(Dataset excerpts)
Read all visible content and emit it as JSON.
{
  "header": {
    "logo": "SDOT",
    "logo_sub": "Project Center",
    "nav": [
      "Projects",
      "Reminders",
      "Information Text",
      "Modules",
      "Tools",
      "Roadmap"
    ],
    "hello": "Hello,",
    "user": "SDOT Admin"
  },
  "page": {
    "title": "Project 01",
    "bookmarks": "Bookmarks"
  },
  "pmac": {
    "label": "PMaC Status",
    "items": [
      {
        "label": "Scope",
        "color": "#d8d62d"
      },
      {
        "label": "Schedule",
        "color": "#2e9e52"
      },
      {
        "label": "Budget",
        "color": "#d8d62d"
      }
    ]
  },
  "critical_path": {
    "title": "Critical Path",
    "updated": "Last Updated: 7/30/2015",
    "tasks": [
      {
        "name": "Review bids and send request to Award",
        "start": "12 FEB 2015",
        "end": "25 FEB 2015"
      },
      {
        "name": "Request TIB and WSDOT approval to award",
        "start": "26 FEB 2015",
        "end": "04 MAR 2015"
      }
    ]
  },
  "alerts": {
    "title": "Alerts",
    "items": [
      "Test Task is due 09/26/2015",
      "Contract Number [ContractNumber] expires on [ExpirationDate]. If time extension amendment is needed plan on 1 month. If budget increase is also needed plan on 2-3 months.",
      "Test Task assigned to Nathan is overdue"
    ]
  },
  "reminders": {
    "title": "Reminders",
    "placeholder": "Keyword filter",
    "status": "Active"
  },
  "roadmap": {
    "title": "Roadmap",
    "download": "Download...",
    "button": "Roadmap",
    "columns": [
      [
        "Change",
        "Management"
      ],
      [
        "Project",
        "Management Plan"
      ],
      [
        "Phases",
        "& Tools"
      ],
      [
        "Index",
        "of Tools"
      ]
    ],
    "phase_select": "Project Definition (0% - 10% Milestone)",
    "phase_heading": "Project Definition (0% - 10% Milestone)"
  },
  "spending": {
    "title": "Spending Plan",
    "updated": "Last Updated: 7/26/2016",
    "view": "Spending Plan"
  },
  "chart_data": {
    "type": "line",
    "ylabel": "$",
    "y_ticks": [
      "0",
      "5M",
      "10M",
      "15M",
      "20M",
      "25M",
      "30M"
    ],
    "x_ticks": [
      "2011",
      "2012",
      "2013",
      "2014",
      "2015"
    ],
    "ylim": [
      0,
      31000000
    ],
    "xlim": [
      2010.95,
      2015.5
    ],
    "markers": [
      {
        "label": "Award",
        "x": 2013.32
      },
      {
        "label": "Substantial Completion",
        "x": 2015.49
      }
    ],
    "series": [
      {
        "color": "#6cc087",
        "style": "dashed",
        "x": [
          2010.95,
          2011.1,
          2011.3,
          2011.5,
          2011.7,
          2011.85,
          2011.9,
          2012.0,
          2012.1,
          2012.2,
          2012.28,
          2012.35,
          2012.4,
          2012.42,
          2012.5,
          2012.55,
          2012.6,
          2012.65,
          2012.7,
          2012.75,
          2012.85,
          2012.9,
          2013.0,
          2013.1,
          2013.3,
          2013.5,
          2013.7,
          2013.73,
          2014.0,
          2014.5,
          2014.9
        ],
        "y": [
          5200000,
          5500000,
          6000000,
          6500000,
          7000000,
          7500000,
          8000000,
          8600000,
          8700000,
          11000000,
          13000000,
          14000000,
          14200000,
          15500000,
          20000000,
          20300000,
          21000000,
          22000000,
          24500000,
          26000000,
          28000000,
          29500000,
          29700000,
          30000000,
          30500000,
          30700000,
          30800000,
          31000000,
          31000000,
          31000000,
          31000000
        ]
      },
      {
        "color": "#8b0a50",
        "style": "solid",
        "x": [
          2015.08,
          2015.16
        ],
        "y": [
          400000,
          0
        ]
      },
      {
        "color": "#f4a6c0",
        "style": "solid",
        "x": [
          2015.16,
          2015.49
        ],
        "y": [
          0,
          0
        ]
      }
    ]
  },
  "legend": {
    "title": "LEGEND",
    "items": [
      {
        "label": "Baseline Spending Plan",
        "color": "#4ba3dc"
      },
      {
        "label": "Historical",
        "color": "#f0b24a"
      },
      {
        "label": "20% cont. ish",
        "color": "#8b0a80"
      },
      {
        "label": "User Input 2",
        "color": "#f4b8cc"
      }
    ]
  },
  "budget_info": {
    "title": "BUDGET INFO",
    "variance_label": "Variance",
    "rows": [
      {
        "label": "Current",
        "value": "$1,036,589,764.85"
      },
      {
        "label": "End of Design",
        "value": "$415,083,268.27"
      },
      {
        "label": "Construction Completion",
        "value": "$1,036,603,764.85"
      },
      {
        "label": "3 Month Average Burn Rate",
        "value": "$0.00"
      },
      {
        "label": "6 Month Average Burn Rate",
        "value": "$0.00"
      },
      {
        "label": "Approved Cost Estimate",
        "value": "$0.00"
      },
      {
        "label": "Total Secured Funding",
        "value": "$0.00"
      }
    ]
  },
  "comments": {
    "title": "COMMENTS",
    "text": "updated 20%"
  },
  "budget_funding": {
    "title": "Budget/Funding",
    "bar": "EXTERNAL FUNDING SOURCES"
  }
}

Work required. Write out the entries in full, exactly as given.

Task solution.
Read all visible content and emit it as JSON.
{
  "header": {
    "logo": "SDOT",
    "logo_sub": "Project Center",
    "nav": [
      "Projects",
      "Reminders",
      "Information Text",
      "Modules",
      "Tools",
      "Roadmap"
    ],
    "hello": "Hello,",
    "user": "SDOT Admin"
  },
  "page": {
    "title": "Project 01",
    "bookmarks": "Bookmarks"
  },
  "pmac": {
    "label": "PMaC Status",
    "items": [
      {
        "label": "Scope",
        "color": "#d8d62d"
      },
      {
        "label": "Schedule",
        "color": "#2e9e52"
      },
      {
        "label": "Budget",
        "color": "#d8d62d"
      }
    ]
  },
  "critical_path": {
    "title": "Critical Path",
    "updated": "Last Updated: 7/30/2015",
    "tasks": [
      {
        "name": "Review bids and send request to Award",
        "start": "12 FEB 2015",
        "end": "25 FEB 2015"
      },
      {
        "name": "Request TIB and WSDOT approval to award",
        "start": "26 FEB 2015",
        "end": "04 MAR 2015"
      }
    ]
  },
  "alerts": {
    "title": "Alerts",
    "items": [
      "Test Task is due 09/26/2015",
      "Contract Number [ContractNumber] expires on [ExpirationDate]. If time extension amendment is needed plan on 1 month. If budget increase is also needed plan on 2-3 months.",
      "Test Task assigned to Nathan is overdue"
    ]
  },
  "reminders": {
    "title": "Reminders",
    "placeholder": "Keyword filter",
    "status": "Active"
  },
  "roadmap": {
    "title": "Roadmap",
    "download": "Download...",
    "button": "Roadmap",
    "columns": [
      [
        "Change",
        "Management"
      ],
      [
        "Project",
        "Management Plan"
      ],
      [
        "Phases",
        "& Tools"
      ],
      [
        "Index",
        "of Tools"
      ]
    ],
    "phase_select": "Project Definition (0% - 10% Milestone)",
    "phase_heading": "Project Definition (0% - 10% Milestone)"
  },
  "spending": {
    "title": "Spending Plan",
    "updated": "Last Updated: 7/26/2016",
    "view": "Spending Plan"
  },
  "chart_data": {
    "type": "line",
    "ylabel": "$",
    "y_ticks": [
      "0",
      "5M",
      "10M",
      "15M",
      "20M",
      "25M",
      "30M"
    ],
    "x_ticks": [
      "2011",
      "2012",
      "2013",
      "2014",
      "2015"
    ],
    "ylim": [
      0,
      31000000
    ],
    "xlim": [
      2010.95,
      2015.5
    ],
    "markers": [
      {
        "label": "Award",
        "x": 2013.32
      },
      {
        "label": "Substantial Completion",
        "x": 2015.49
      }
    ],
    "series": [
      {
        "color": "#6cc087",
        "style": "dashed",
        "x": [
          2010.95,
          2011.1,
          2011.3,
          2011.5,
          2011.7,
          2011.85,
          2011.9,
          2012.0,
          2012.1,
          2012.2,
          2012.28,
          2012.35,
          2012.4,
          2012.42,
          2012.5,
          2012.55,
          2012.6,
          2012.65,
          2012.7,
          2012.75,
          2012.85,
          2012.9,
          2013.0,
          2013.1,
          2013.3,
          2013.5,
          2013.7,
          2013.73,
          2014.0,
          2014.5,
          2014.9
        ],
        "y": [
          5200000,
          5500000,
          6000000,
          6500000,
          7000000,
          7500000,
          8000000,
          8600000,
          8700000,
          11000000,
          13000000,
          14000000,
          14200000,
          15500000,
          20000000,
          20300000,
          21000000,
          22000000,
          24500000,
          26000000,
          28000000,
          29500000,
          29700000,
          30000000,
          30500000,
          30700000,
          30800000,
          31000000,
          31000000,
          31000000,
          31000000
        ]
      },
      {
        "color": "#8b0a50",
        "style": "solid",
        "x": [
          2015.08,
          2015.16
        ],
        "y": [
          400000,
          0
        ]
      },
      {
        "color": "#f4a6c0",
        "style": "solid",
        "x": [
          2015.16,
          2015.49
        ],
        "y": [
          0,
          0
        ]
      }
    ]
  },
  "legend": {
    "title": "LEGEND",
    "items": [
      {
        "label": "Baseline Spending Plan",
        "color": "#4ba3dc"
      },
      {
        "label": "Historical",
        "color": "#f0b24a"
      },
      {
        "label": "20% cont. ish",
        "color": "#8b0a80"
      },
      {
        "label": "User Input 2",
        "color": "#f4b8cc"
      }
    ]
  },
  "budget_info": {
    "title": "BUDGET INFO",
    "variance_label": "Variance",
    "rows": [
      {
        "label": "Current",
        "value": "$1,036,589,764.85"
      },
      {
        "label": "End of Design",
        "value": "$415,083,268.27"
      },
      {
        "label": "Construction Completion",
        "value": "$1,036,603,764.85"
      },
      {
        "label": "3 Month Average Burn Rate",
        "value": "$0.00"
      },
      {
        "label": "6 Month Average Burn Rate",
        "value": "$0.00"
      },
      {
        "label": "Approved Cost Estimate",
        "value": "$0.00"
      },
      {
        "label": "Total Secured Funding",
        "value": "$0.00"
      }
    ]
  },
  "comments": {
    "title": "COMMENTS",
    "text": "updated 20%"
  },
  "budget_funding": {
    "title": "Budget/Funding",
    "bar": "EXTERNAL FUNDING SOURCES"
  }
}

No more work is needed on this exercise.